* **RECORDS PROVIDED**

---

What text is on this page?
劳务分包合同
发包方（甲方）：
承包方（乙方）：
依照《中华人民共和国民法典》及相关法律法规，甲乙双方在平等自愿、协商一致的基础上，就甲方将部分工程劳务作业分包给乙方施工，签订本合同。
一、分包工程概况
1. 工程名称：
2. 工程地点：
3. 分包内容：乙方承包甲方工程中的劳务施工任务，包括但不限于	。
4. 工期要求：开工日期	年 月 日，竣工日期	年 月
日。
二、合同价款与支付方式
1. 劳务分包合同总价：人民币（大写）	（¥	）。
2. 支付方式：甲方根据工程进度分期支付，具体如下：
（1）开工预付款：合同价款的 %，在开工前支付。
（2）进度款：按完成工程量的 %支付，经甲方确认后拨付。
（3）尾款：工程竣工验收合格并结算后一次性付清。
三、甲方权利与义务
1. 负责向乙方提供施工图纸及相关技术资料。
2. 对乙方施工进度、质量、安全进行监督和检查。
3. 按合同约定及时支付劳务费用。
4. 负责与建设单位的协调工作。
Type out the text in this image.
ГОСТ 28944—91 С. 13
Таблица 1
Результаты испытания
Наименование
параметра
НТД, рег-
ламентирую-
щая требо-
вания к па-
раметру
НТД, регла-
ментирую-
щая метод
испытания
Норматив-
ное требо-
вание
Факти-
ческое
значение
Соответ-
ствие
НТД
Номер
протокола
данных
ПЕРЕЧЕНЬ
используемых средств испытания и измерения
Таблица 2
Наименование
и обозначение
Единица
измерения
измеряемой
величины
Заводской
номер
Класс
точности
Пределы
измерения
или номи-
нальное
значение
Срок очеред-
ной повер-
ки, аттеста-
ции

---

* **INSTRUCTION**
Answer with one number: how many lines in the listing hold "испытания".

* **RESPONSE FOR THIS EXERCISE**
3